PROBLEM TO WORK ON >> Select all lines in the records that include "アマゾンキンドルでは二〇一五年七月".

• • •

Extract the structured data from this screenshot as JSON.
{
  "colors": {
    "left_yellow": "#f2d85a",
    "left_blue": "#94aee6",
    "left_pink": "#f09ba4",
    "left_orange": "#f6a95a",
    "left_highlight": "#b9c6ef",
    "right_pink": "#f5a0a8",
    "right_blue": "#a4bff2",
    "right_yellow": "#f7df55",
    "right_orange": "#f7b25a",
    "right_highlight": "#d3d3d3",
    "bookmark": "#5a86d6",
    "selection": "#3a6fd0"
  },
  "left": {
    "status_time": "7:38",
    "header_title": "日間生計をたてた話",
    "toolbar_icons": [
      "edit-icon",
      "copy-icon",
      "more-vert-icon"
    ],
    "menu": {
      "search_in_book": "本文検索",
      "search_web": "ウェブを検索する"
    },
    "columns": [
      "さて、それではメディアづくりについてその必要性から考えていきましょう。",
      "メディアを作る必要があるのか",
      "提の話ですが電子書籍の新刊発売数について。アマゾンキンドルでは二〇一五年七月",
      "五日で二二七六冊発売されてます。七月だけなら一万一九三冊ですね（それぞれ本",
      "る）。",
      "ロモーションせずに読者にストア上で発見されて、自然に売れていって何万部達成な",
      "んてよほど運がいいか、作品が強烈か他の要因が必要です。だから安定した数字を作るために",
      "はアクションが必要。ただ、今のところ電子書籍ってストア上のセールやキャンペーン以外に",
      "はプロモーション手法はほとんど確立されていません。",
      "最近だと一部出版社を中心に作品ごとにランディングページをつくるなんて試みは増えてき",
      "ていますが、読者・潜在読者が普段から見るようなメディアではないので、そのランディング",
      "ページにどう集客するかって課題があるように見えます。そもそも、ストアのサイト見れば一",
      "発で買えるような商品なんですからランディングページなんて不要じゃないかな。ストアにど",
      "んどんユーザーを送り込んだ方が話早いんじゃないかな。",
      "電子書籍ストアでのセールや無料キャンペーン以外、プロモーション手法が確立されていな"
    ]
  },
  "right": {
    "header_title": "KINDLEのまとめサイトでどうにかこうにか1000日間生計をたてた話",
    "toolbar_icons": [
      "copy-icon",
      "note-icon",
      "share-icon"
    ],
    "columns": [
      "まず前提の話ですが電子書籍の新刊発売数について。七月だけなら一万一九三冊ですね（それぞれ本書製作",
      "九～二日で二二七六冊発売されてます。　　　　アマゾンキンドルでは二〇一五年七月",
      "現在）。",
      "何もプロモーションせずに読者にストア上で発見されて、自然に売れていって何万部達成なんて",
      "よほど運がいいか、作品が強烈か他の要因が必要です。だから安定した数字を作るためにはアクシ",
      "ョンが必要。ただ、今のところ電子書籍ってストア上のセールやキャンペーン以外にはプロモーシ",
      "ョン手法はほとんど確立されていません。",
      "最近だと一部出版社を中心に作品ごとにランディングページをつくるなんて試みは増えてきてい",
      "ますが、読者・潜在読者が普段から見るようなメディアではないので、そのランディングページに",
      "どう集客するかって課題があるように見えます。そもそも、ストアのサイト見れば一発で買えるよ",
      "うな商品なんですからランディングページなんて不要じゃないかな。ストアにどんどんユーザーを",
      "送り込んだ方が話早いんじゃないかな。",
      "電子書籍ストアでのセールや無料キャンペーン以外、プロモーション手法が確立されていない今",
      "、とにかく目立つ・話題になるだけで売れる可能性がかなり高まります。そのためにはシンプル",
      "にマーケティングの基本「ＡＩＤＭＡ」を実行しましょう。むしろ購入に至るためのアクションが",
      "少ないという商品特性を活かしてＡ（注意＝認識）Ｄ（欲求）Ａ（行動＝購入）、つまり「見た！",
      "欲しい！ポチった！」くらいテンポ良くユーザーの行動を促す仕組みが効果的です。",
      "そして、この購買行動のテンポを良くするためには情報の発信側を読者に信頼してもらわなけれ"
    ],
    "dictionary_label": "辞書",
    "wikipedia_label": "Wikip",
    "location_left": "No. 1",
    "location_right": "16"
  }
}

• • •

THE REPLY >>
      "提の話ですが電子書籍の新刊発売数について。アマゾンキンドルでは二〇一五年七月",
      "九～二日で二二七六冊発売されてます。　　　　アマゾンキンドルでは二〇一五年七月",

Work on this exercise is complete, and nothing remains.